▶ Consigne
Recopiez sans la moindre modification les lignes des enregistrements situées entre celle qui contient « example-segment: The car » et celle qui contient « bullet bbox=[62, 1167, 76, 1181] », ces deux lignes comprises.

▶ Extrait de données
"""

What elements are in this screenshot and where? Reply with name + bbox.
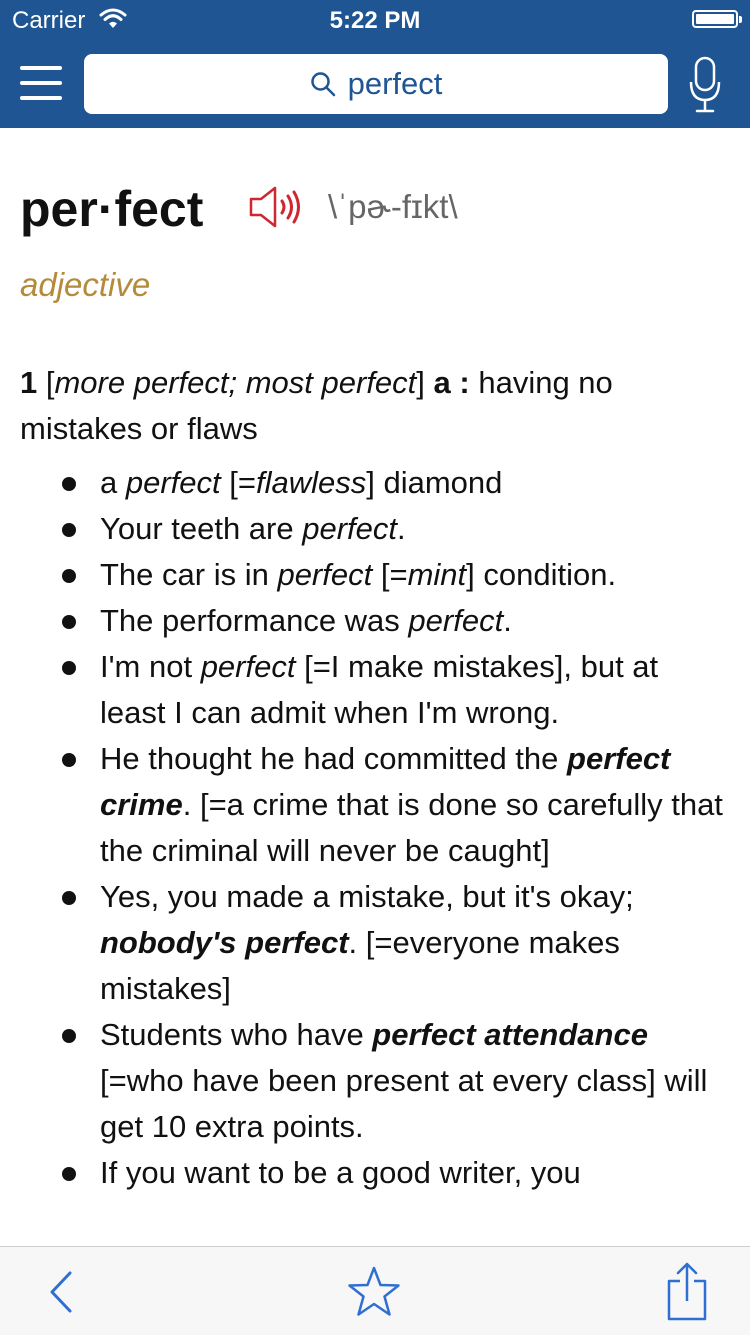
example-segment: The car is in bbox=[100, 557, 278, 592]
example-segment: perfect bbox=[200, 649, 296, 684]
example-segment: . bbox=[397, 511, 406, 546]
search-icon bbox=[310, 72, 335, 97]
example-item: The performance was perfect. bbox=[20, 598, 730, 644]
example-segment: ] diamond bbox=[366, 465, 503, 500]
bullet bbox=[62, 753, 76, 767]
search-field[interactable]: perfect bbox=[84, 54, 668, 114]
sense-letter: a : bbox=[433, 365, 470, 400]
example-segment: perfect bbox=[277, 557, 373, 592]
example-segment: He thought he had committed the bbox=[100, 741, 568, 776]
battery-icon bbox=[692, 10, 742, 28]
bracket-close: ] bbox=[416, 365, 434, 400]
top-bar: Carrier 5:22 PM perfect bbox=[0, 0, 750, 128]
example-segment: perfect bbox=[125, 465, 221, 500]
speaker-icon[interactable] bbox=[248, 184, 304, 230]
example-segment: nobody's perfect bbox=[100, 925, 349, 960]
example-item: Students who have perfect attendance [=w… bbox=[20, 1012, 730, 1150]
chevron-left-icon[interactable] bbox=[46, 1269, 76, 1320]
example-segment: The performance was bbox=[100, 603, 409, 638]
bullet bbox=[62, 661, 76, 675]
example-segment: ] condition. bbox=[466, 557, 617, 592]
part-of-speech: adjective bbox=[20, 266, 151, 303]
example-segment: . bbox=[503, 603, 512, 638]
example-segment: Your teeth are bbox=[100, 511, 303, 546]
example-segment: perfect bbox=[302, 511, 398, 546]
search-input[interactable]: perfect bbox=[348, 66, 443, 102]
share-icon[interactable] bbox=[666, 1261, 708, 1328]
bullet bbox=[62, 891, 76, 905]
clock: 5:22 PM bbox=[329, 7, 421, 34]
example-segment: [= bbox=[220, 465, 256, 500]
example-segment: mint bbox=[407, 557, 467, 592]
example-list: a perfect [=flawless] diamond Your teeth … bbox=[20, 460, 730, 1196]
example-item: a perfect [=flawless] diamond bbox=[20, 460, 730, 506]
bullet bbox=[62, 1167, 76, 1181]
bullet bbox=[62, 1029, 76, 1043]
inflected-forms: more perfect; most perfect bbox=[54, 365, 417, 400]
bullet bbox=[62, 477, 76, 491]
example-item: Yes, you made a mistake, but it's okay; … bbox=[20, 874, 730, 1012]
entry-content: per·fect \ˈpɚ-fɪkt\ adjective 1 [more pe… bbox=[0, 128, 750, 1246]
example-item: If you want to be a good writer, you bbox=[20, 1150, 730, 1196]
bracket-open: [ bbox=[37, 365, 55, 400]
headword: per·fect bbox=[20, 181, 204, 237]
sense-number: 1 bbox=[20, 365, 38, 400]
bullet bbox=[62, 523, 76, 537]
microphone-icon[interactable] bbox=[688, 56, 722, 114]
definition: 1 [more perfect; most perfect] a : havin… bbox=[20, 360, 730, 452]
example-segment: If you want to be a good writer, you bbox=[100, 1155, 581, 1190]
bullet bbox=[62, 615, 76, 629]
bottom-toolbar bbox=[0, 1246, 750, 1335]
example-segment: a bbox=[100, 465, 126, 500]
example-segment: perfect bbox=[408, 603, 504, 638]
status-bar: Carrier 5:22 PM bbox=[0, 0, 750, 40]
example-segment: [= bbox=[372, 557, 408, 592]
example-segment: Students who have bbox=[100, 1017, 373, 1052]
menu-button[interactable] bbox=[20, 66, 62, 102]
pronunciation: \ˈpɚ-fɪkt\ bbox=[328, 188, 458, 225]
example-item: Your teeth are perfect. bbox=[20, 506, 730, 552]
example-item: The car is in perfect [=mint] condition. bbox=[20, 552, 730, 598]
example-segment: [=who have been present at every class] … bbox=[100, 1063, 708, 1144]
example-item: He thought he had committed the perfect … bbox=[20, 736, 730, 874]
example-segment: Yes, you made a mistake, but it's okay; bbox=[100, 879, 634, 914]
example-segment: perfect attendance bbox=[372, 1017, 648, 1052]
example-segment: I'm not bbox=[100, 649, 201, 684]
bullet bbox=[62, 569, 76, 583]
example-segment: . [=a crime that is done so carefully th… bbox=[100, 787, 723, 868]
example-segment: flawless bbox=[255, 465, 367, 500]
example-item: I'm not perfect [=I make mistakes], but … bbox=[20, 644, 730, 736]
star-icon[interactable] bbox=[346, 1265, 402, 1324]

"""

▶ Sortie complète
example-segment: The car is in bbox=[100, 557, 278, 592]
example-segment: perfect bbox=[200, 649, 296, 684]
example-segment: . bbox=[397, 511, 406, 546]
search-icon bbox=[310, 72, 335, 97]
example-item: The performance was perfect. bbox=[20, 598, 730, 644]
example-segment: ] diamond bbox=[366, 465, 503, 500]
bullet bbox=[62, 753, 76, 767]
search-field[interactable]: perfect bbox=[84, 54, 668, 114]
sense-letter: a : bbox=[433, 365, 470, 400]
example-segment: perfect bbox=[277, 557, 373, 592]
example-segment: He thought he had committed the bbox=[100, 741, 568, 776]
battery-icon bbox=[692, 10, 742, 28]
bracket-close: ] bbox=[416, 365, 434, 400]
top-bar: Carrier 5:22 PM perfect bbox=[0, 0, 750, 128]
example-segment: perfect bbox=[125, 465, 221, 500]
speaker-icon[interactable] bbox=[248, 184, 304, 230]
example-segment: nobody's perfect bbox=[100, 925, 349, 960]
example-item: Students who have perfect attendance [=w… bbox=[20, 1012, 730, 1150]
chevron-left-icon[interactable] bbox=[46, 1269, 76, 1320]
example-segment: The performance was bbox=[100, 603, 409, 638]
bullet bbox=[62, 661, 76, 675]
example-segment: ] condition. bbox=[466, 557, 617, 592]
part-of-speech: adjective bbox=[20, 266, 151, 303]
example-segment: . bbox=[503, 603, 512, 638]
example-segment: Your teeth are bbox=[100, 511, 303, 546]
example-segment: perfect bbox=[302, 511, 398, 546]
search-input[interactable]: perfect bbox=[348, 66, 443, 102]
share-icon[interactable] bbox=[666, 1261, 708, 1328]
bullet bbox=[62, 891, 76, 905]
clock: 5:22 PM bbox=[329, 7, 421, 34]
example-segment: [= bbox=[220, 465, 256, 500]
example-segment: mint bbox=[407, 557, 467, 592]
example-list: a perfect [=flawless] diamond Your teeth … bbox=[20, 460, 730, 1196]
example-item: a perfect [=flawless] diamond bbox=[20, 460, 730, 506]
bullet bbox=[62, 1167, 76, 1181]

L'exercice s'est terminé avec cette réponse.